Excerpted records
== Segment start ==

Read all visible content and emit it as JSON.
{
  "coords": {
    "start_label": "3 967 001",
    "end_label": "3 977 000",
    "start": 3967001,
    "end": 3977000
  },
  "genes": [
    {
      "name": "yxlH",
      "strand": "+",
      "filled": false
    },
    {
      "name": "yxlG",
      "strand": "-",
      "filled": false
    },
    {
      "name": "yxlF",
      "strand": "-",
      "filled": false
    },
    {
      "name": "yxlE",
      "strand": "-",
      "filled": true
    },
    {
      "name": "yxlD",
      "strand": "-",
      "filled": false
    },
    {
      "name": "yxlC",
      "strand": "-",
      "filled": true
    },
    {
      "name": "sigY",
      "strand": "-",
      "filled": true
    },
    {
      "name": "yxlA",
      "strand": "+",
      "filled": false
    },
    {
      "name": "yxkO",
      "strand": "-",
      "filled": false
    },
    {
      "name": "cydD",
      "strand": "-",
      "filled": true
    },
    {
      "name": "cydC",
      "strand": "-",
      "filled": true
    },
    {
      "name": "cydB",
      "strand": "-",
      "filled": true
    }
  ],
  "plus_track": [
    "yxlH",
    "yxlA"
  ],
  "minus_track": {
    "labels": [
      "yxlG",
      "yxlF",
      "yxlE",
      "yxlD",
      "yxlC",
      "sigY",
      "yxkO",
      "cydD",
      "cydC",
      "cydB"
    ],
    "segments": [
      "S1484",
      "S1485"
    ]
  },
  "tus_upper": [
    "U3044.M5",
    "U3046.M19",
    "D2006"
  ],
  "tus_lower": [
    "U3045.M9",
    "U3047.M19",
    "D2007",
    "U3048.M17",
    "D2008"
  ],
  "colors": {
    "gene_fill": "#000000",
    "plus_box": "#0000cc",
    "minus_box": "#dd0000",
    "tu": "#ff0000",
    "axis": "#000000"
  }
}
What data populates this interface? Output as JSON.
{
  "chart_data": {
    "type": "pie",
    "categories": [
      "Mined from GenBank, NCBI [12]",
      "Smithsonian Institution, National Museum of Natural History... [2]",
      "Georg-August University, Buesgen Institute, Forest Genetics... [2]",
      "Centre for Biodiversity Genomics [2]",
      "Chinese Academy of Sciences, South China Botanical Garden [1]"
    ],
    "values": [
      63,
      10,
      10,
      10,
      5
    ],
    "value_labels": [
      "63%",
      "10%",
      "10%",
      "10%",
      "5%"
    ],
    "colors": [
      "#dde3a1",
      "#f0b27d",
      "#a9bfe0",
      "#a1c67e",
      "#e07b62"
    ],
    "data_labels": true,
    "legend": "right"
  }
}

== Segment end ==

Try it
Reproduce the data above in full, with no line missing.

Result below
Read all visible content and emit it as JSON.
{
  "coords": {
    "start_label": "3 967 001",
    "end_label": "3 977 000",
    "start": 3967001,
    "end": 3977000
  },
  "genes": [
    {
      "name": "yxlH",
      "strand": "+",
      "filled": false
    },
    {
      "name": "yxlG",
      "strand": "-",
      "filled": false
    },
    {
      "name": "yxlF",
      "strand": "-",
      "filled": false
    },
    {
      "name": "yxlE",
      "strand": "-",
      "filled": true
    },
    {
      "name": "yxlD",
      "strand": "-",
      "filled": false
    },
    {
      "name": "yxlC",
      "strand": "-",
      "filled": true
    },
    {
      "name": "sigY",
      "strand": "-",
      "filled": true
    },
    {
      "name": "yxlA",
      "strand": "+",
      "filled": false
    },
    {
      "name": "yxkO",
      "strand": "-",
      "filled": false
    },
    {
      "name": "cydD",
      "strand": "-",
      "filled": true
    },
    {
      "name": "cydC",
      "strand": "-",
      "filled": true
    },
    {
      "name": "cydB",
      "strand": "-",
      "filled": true
    }
  ],
  "plus_track": [
    "yxlH",
    "yxlA"
  ],
  "minus_track": {
    "labels": [
      "yxlG",
      "yxlF",
      "yxlE",
      "yxlD",
      "yxlC",
      "sigY",
      "yxkO",
      "cydD",
      "cydC",
      "cydB"
    ],
    "segments": [
      "S1484",
      "S1485"
    ]
  },
  "tus_upper": [
    "U3044.M5",
    "U3046.M19",
    "D2006"
  ],
  "tus_lower": [
    "U3045.M9",
    "U3047.M19",
    "D2007",
    "U3048.M17",
    "D2008"
  ],
  "colors": {
    "gene_fill": "#000000",
    "plus_box": "#0000cc",
    "minus_box": "#dd0000",
    "tu": "#ff0000",
    "axis": "#000000"
  }
}
What data populates this interface? Output as JSON.
{
  "chart_data": {
    "type": "pie",
    "categories": [
      "Mined from GenBank, NCBI [12]",
      "Smithsonian Institution, National Museum of Natural History... [2]",
      "Georg-August University, Buesgen Institute, Forest Genetics... [2]",
      "Centre for Biodiversity Genomics [2]",
      "Chinese Academy of Sciences, South China Botanical Garden [1]"
    ],
    "values": [
      63,
      10,
      10,
      10,
      5
    ],
    "value_labels": [
      "63%",
      "10%",
      "10%",
      "10%",
      "5%"
    ],
    "colors": [
      "#dde3a1",
      "#f0b27d",
      "#a9bfe0",
      "#a1c67e",
      "#e07b62"
    ],
    "data_labels": true,
    "legend": "right"
  }
}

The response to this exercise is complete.